## YOUR GOAL
Copy out everything in the 1907 speed skating championships text from "International speed skating" down to "in Trondheim, Norway.", word for word.

## TEXT
International speed skating competition

The 1907 World Allround Speed Skating Championships took place at 21 and 22 February 1907 at the ice rink Øen Stadion in Trondheim, Norway.

There was no defending champion.

There was no World champion declared, no one won three of the four distances.

## INPUT DATA

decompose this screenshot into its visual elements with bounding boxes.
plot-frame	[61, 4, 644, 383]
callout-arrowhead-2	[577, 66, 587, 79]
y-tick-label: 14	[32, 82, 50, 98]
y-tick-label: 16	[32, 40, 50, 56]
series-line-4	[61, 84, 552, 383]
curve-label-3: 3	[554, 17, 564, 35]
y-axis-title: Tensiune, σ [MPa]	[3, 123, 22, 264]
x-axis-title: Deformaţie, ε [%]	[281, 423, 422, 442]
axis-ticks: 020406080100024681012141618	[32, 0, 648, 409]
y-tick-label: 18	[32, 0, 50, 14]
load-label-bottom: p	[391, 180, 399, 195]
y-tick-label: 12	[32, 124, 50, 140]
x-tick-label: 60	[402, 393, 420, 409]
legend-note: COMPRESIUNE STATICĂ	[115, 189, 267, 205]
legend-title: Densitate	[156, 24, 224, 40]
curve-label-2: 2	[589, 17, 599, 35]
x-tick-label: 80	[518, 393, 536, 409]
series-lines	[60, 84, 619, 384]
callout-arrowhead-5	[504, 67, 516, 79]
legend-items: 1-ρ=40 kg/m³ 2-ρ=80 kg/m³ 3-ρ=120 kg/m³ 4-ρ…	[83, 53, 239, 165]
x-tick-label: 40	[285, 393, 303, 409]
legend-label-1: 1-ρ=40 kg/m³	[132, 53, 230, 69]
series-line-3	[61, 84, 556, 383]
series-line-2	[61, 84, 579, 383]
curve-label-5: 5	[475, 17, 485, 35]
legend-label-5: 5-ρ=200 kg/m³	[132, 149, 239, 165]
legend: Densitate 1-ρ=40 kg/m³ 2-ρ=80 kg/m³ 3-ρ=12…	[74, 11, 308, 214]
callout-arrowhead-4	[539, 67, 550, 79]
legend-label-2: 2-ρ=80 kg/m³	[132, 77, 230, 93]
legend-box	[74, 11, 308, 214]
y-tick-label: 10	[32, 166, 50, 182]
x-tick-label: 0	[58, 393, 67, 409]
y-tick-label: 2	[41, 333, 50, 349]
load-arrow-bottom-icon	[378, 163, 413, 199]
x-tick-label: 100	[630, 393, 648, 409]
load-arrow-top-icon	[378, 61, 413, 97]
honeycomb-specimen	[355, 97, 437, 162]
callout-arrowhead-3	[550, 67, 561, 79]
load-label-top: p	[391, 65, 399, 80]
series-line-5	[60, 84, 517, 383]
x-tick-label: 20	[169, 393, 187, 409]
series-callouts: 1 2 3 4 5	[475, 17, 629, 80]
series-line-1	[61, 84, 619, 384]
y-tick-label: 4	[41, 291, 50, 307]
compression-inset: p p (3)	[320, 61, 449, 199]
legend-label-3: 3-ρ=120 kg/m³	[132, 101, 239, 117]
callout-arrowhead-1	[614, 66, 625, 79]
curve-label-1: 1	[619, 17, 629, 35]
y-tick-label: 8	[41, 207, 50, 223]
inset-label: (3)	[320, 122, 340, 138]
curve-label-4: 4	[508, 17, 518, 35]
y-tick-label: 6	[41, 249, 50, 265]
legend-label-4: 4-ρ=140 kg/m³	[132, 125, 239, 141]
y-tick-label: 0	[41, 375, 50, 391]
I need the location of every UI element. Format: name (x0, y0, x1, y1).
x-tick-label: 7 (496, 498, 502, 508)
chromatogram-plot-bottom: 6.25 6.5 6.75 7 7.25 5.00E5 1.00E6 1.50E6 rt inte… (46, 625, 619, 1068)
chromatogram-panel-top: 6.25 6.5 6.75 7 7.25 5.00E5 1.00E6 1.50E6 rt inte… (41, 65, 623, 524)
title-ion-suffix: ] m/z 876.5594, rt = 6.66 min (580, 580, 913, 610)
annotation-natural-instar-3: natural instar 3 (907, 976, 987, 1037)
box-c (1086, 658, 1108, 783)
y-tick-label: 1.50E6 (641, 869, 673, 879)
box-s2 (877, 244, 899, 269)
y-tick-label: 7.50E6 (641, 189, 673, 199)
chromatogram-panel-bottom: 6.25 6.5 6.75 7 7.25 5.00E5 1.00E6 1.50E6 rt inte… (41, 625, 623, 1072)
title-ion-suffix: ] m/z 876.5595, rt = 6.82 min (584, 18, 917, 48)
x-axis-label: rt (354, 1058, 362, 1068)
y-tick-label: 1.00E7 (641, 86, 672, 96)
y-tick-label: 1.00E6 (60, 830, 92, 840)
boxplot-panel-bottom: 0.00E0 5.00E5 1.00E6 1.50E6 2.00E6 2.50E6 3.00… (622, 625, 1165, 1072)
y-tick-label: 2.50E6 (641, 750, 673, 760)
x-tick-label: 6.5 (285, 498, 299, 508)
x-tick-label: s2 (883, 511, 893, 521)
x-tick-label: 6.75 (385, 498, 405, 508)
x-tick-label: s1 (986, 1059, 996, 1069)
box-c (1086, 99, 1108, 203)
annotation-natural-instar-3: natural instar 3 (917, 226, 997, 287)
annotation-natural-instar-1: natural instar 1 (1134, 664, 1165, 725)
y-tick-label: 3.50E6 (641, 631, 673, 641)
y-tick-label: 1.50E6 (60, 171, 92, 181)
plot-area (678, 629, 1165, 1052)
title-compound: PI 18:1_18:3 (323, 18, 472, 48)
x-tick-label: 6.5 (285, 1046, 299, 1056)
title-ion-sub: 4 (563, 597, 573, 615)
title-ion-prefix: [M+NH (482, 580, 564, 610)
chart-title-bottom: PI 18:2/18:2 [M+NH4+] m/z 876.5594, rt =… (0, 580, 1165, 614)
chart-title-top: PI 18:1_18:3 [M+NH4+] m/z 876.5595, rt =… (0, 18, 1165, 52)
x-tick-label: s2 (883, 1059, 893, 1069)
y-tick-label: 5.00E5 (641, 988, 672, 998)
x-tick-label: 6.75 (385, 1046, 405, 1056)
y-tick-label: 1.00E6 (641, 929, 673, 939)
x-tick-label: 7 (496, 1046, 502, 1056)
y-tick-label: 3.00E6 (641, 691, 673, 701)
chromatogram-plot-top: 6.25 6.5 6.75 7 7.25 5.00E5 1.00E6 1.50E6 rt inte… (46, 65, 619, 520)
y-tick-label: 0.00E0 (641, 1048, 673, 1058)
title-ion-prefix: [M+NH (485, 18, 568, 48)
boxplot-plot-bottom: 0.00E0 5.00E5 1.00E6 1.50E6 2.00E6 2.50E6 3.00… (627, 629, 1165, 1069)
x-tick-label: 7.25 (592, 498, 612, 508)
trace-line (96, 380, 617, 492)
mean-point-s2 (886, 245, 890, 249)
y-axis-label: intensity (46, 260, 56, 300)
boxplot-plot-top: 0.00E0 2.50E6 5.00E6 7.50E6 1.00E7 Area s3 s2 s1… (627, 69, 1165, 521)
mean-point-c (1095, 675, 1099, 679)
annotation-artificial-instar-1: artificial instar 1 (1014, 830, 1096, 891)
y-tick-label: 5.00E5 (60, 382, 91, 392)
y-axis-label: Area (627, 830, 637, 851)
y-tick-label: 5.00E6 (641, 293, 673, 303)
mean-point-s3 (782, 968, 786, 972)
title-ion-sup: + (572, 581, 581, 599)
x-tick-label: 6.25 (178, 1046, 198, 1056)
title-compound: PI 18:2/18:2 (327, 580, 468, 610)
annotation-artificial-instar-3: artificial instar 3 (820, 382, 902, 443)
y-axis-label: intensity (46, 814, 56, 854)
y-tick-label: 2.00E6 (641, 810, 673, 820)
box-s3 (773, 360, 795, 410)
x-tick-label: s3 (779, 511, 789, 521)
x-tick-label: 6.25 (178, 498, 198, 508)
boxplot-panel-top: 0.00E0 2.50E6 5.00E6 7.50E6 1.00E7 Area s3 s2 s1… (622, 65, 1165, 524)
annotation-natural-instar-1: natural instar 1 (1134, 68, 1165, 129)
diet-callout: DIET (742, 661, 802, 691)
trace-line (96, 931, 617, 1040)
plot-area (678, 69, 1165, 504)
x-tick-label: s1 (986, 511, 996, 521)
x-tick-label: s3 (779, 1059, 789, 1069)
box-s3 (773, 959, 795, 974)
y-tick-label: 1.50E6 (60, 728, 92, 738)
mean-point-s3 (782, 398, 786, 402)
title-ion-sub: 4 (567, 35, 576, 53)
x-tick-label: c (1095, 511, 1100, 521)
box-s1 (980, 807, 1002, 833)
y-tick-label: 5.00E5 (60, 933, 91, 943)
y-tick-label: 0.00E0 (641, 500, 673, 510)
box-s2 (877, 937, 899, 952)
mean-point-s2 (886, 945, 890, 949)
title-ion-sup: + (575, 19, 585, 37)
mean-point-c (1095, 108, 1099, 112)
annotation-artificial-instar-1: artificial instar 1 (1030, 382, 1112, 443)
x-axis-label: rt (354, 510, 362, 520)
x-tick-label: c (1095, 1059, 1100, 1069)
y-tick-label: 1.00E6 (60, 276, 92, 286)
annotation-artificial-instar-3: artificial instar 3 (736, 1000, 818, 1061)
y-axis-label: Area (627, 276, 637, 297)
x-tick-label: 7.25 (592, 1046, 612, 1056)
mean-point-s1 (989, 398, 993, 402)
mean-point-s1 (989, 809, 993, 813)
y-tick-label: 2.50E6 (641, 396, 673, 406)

## EXERCISE OUTPUT
International speed skating competition

The 1907 World Allround Speed Skating Championships took place at 21 and 22 February 1907 at the ice rink Øen Stadion in Trondheim, Norway.